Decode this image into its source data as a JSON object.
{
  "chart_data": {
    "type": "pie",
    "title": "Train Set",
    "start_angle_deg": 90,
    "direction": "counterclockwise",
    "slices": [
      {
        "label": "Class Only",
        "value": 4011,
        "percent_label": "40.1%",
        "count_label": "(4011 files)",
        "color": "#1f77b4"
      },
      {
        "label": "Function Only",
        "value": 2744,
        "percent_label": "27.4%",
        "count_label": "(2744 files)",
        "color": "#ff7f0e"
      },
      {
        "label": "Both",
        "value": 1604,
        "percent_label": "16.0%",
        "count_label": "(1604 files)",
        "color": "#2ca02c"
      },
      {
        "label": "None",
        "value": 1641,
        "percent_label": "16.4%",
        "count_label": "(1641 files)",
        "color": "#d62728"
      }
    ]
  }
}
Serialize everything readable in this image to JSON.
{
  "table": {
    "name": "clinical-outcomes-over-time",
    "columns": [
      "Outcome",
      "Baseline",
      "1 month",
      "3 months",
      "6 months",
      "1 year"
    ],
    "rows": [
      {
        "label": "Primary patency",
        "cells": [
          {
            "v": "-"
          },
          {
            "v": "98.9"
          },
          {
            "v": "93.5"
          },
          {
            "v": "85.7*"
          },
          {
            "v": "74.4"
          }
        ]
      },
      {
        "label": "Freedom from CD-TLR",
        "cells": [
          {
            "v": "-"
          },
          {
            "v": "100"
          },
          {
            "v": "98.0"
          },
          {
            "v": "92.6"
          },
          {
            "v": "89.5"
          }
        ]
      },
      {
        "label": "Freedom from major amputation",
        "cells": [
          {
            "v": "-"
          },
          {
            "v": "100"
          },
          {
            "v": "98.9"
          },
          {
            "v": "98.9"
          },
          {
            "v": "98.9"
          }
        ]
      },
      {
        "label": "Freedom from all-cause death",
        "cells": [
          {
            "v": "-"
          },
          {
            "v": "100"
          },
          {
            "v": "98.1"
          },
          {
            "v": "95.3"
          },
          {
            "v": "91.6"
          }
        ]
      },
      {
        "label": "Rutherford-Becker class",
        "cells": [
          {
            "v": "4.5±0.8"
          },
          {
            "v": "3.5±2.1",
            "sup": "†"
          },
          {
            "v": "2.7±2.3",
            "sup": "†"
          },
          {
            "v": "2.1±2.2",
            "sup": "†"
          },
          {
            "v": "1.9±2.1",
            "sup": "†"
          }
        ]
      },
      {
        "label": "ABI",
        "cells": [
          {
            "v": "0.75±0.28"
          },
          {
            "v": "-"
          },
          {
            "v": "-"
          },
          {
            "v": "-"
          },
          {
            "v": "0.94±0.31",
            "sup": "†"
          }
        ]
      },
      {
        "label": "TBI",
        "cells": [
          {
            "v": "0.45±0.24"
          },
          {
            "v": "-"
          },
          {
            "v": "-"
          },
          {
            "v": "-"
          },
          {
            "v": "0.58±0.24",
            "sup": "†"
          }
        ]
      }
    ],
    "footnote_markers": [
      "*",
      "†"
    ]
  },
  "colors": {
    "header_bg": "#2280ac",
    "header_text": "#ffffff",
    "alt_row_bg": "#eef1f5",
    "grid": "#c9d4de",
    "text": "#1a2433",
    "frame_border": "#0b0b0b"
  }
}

────

• [TASK REQUIREMENTS] Please reproduce each record precisely as written.

• [WRITTEN ANSWER]
Decode this image into its source data as a JSON object.
{
  "chart_data": {
    "type": "pie",
    "title": "Train Set",
    "start_angle_deg": 90,
    "direction": "counterclockwise",
    "slices": [
      {
        "label": "Class Only",
        "value": 4011,
        "percent_label": "40.1%",
        "count_label": "(4011 files)",
        "color": "#1f77b4"
      },
      {
        "label": "Function Only",
        "value": 2744,
        "percent_label": "27.4%",
        "count_label": "(2744 files)",
        "color": "#ff7f0e"
      },
      {
        "label": "Both",
        "value": 1604,
        "percent_label": "16.0%",
        "count_label": "(1604 files)",
        "color": "#2ca02c"
      },
      {
        "label": "None",
        "value": 1641,
        "percent_label": "16.4%",
        "count_label": "(1641 files)",
        "color": "#d62728"
      }
    ]
  }
}
Serialize everything readable in this image to JSON.
{
  "table": {
    "name": "clinical-outcomes-over-time",
    "columns": [
      "Outcome",
      "Baseline",
      "1 month",
      "3 months",
      "6 months",
      "1 year"
    ],
    "rows": [
      {
        "label": "Primary patency",
        "cells": [
          {
            "v": "-"
          },
          {
            "v": "98.9"
          },
          {
            "v": "93.5"
          },
          {
            "v": "85.7*"
          },
          {
            "v": "74.4"
          }
        ]
      },
      {
        "label": "Freedom from CD-TLR",
        "cells": [
          {
            "v": "-"
          },
          {
            "v": "100"
          },
          {
            "v": "98.0"
          },
          {
            "v": "92.6"
          },
          {
            "v": "89.5"
          }
        ]
      },
      {
        "label": "Freedom from major amputation",
        "cells": [
          {
            "v": "-"
          },
          {
            "v": "100"
          },
          {
            "v": "98.9"
          },
          {
            "v": "98.9"
          },
          {
            "v": "98.9"
          }
        ]
      },
      {
        "label": "Freedom from all-cause death",
        "cells": [
          {
            "v": "-"
          },
          {
            "v": "100"
          },
          {
            "v": "98.1"
          },
          {
            "v": "95.3"
          },
          {
            "v": "91.6"
          }
        ]
      },
      {
        "label": "Rutherford-Becker class",
        "cells": [
          {
            "v": "4.5±0.8"
          },
          {
            "v": "3.5±2.1",
            "sup": "†"
          },
          {
            "v": "2.7±2.3",
            "sup": "†"
          },
          {
            "v": "2.1±2.2",
            "sup": "†"
          },
          {
            "v": "1.9±2.1",
            "sup": "†"
          }
        ]
      },
      {
        "label": "ABI",
        "cells": [
          {
            "v": "0.75±0.28"
          },
          {
            "v": "-"
          },
          {
            "v": "-"
          },
          {
            "v": "-"
          },
          {
            "v": "0.94±0.31",
            "sup": "†"
          }
        ]
      },
      {
        "label": "TBI",
        "cells": [
          {
            "v": "0.45±0.24"
          },
          {
            "v": "-"
          },
          {
            "v": "-"
          },
          {
            "v": "-"
          },
          {
            "v": "0.58±0.24",
            "sup": "†"
          }
        ]
      }
    ],
    "footnote_markers": [
      "*",
      "†"
    ]
  },
  "colors": {
    "header_bg": "#2280ac",
    "header_text": "#ffffff",
    "alt_row_bg": "#eef1f5",
    "grid": "#c9d4de",
    "text": "#1a2433",
    "frame_border": "#0b0b0b"
  }
}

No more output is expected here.